> _PROMPT_: Take the material below and write it all out again exactly.

> _INPUT RECORDS_:
<<<<
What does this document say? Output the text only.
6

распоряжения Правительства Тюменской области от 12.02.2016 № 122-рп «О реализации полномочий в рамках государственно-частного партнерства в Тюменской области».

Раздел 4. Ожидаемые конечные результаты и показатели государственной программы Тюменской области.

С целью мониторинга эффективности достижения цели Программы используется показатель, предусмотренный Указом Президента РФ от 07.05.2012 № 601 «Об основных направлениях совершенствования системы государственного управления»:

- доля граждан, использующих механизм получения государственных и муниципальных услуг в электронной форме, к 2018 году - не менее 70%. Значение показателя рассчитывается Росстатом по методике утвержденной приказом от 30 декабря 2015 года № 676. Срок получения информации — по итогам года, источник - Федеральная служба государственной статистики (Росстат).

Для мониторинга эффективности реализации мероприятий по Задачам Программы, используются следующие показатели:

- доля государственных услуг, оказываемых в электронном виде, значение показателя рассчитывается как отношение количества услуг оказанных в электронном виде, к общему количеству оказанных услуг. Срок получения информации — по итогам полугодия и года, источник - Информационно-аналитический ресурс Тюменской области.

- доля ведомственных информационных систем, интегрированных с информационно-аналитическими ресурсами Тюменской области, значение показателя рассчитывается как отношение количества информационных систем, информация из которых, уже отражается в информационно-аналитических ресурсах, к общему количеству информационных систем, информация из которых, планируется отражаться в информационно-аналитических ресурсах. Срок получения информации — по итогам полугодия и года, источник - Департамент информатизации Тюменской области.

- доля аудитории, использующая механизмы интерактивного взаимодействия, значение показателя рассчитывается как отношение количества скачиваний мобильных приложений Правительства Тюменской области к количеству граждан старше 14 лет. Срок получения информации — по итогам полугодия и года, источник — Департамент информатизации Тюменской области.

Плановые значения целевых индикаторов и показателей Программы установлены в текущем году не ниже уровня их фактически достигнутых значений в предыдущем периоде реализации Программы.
>>>>
> _COMPLETE RESPONSE_:
What does this document say? Output the text only.
6

распоряжения Правительства Тюменской области от 12.02.2016 № 122-рп «О реализации полномочий в рамках государственно-частного партнерства в Тюменской области».

Раздел 4. Ожидаемые конечные результаты и показатели государственной программы Тюменской области.

С целью мониторинга эффективности достижения цели Программы используется показатель, предусмотренный Указом Президента РФ от 07.05.2012 № 601 «Об основных направлениях совершенствования системы государственного управления»:

- доля граждан, использующих механизм получения государственных и муниципальных услуг в электронной форме, к 2018 году - не менее 70%. Значение показателя рассчитывается Росстатом по методике утвержденной приказом от 30 декабря 2015 года № 676. Срок получения информации — по итогам года, источник - Федеральная служба государственной статистики (Росстат).

Для мониторинга эффективности реализации мероприятий по Задачам Программы, используются следующие показатели:

- доля государственных услуг, оказываемых в электронном виде, значение показателя рассчитывается как отношение количества услуг оказанных в электронном виде, к общему количеству оказанных услуг. Срок получения информации — по итогам полугодия и года, источник - Информационно-аналитический ресурс Тюменской области.

- доля ведомственных информационных систем, интегрированных с информационно-аналитическими ресурсами Тюменской области, значение показателя рассчитывается как отношение количества информационных систем, информация из которых, уже отражается в информационно-аналитических ресурсах, к общему количеству информационных систем, информация из которых, планируется отражаться в информационно-аналитических ресурсах. Срок получения информации — по итогам полугодия и года, источник - Департамент информатизации Тюменской области.

- доля аудитории, использующая механизмы интерактивного взаимодействия, значение показателя рассчитывается как отношение количества скачиваний мобильных приложений Правительства Тюменской области к количеству граждан старше 14 лет. Срок получения информации — по итогам полугодия и года, источник — Департамент информатизации Тюменской области.

Плановые значения целевых индикаторов и показателей Программы установлены в текущем году не ниже уровня их фактически достигнутых значений в предыдущем периоде реализации Программы.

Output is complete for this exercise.